Records excerpted from a collection:
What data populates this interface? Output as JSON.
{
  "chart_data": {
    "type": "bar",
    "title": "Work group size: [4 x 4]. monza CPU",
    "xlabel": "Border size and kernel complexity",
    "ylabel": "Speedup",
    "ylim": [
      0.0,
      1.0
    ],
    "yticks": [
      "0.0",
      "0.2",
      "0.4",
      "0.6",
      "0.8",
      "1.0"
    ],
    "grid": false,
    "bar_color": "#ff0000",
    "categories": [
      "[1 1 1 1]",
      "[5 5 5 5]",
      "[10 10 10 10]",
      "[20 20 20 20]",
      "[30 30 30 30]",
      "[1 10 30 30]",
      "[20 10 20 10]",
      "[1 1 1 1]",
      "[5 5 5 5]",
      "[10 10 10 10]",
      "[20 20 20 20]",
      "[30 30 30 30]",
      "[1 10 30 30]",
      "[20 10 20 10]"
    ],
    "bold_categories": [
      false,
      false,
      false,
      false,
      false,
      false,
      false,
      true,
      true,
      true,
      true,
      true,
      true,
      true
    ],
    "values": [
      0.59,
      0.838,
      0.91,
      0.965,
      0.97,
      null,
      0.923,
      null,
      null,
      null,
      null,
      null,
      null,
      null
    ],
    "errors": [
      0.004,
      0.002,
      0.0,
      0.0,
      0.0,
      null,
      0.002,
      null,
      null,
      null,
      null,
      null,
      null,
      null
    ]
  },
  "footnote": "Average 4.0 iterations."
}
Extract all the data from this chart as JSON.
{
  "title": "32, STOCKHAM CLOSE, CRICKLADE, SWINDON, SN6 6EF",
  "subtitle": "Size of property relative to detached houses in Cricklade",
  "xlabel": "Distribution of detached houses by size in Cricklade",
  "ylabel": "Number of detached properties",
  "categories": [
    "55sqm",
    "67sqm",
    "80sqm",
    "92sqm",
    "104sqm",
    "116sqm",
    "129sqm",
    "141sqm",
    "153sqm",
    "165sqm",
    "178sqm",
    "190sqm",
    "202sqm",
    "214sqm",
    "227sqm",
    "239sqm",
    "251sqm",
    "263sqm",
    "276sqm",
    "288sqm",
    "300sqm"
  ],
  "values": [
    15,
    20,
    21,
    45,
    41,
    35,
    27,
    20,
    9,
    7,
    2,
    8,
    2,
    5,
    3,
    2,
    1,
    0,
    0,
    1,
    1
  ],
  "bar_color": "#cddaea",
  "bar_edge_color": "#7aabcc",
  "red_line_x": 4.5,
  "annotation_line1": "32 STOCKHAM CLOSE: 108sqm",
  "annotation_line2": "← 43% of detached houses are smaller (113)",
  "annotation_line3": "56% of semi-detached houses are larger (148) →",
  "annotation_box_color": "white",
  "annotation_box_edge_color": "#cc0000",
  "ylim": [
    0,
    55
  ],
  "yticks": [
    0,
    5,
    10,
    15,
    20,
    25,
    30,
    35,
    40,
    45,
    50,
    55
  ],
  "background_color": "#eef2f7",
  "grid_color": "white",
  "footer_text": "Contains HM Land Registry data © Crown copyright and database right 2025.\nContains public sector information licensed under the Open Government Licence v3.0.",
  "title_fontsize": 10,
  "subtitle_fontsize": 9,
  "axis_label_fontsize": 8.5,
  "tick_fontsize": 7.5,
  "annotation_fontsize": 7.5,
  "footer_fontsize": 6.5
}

> What is asked: Reproduce every record, matching each line exactly.

> Exercise response:
What data populates this interface? Output as JSON.
{
  "chart_data": {
    "type": "bar",
    "title": "Work group size: [4 x 4]. monza CPU",
    "xlabel": "Border size and kernel complexity",
    "ylabel": "Speedup",
    "ylim": [
      0.0,
      1.0
    ],
    "yticks": [
      "0.0",
      "0.2",
      "0.4",
      "0.6",
      "0.8",
      "1.0"
    ],
    "grid": false,
    "bar_color": "#ff0000",
    "categories": [
      "[1 1 1 1]",
      "[5 5 5 5]",
      "[10 10 10 10]",
      "[20 20 20 20]",
      "[30 30 30 30]",
      "[1 10 30 30]",
      "[20 10 20 10]",
      "[1 1 1 1]",
      "[5 5 5 5]",
      "[10 10 10 10]",
      "[20 20 20 20]",
      "[30 30 30 30]",
      "[1 10 30 30]",
      "[20 10 20 10]"
    ],
    "bold_categories": [
      false,
      false,
      false,
      false,
      false,
      false,
      false,
      true,
      true,
      true,
      true,
      true,
      true,
      true
    ],
    "values": [
      0.59,
      0.838,
      0.91,
      0.965,
      0.97,
      null,
      0.923,
      null,
      null,
      null,
      null,
      null,
      null,
      null
    ],
    "errors": [
      0.004,
      0.002,
      0.0,
      0.0,
      0.0,
      null,
      0.002,
      null,
      null,
      null,
      null,
      null,
      null,
      null
    ]
  },
  "footnote": "Average 4.0 iterations."
}
Extract all the data from this chart as JSON.
{
  "title": "32, STOCKHAM CLOSE, CRICKLADE, SWINDON, SN6 6EF",
  "subtitle": "Size of property relative to detached houses in Cricklade",
  "xlabel": "Distribution of detached houses by size in Cricklade",
  "ylabel": "Number of detached properties",
  "categories": [
    "55sqm",
    "67sqm",
    "80sqm",
    "92sqm",
    "104sqm",
    "116sqm",
    "129sqm",
    "141sqm",
    "153sqm",
    "165sqm",
    "178sqm",
    "190sqm",
    "202sqm",
    "214sqm",
    "227sqm",
    "239sqm",
    "251sqm",
    "263sqm",
    "276sqm",
    "288sqm",
    "300sqm"
  ],
  "values": [
    15,
    20,
    21,
    45,
    41,
    35,
    27,
    20,
    9,
    7,
    2,
    8,
    2,
    5,
    3,
    2,
    1,
    0,
    0,
    1,
    1
  ],
  "bar_color": "#cddaea",
  "bar_edge_color": "#7aabcc",
  "red_line_x": 4.5,
  "annotation_line1": "32 STOCKHAM CLOSE: 108sqm",
  "annotation_line2": "← 43% of detached houses are smaller (113)",
  "annotation_line3": "56% of semi-detached houses are larger (148) →",
  "annotation_box_color": "white",
  "annotation_box_edge_color": "#cc0000",
  "ylim": [
    0,
    55
  ],
  "yticks": [
    0,
    5,
    10,
    15,
    20,
    25,
    30,
    35,
    40,
    45,
    50,
    55
  ],
  "background_color": "#eef2f7",
  "grid_color": "white",
  "footer_text": "Contains HM Land Registry data © Crown copyright and database right 2025.\nContains public sector information licensed under the Open Government Licence v3.0.",
  "title_fontsize": 10,
  "subtitle_fontsize": 9,
  "axis_label_fontsize": 8.5,
  "tick_fontsize": 7.5,
  "annotation_fontsize": 7.5,
  "footer_fontsize": 6.5
}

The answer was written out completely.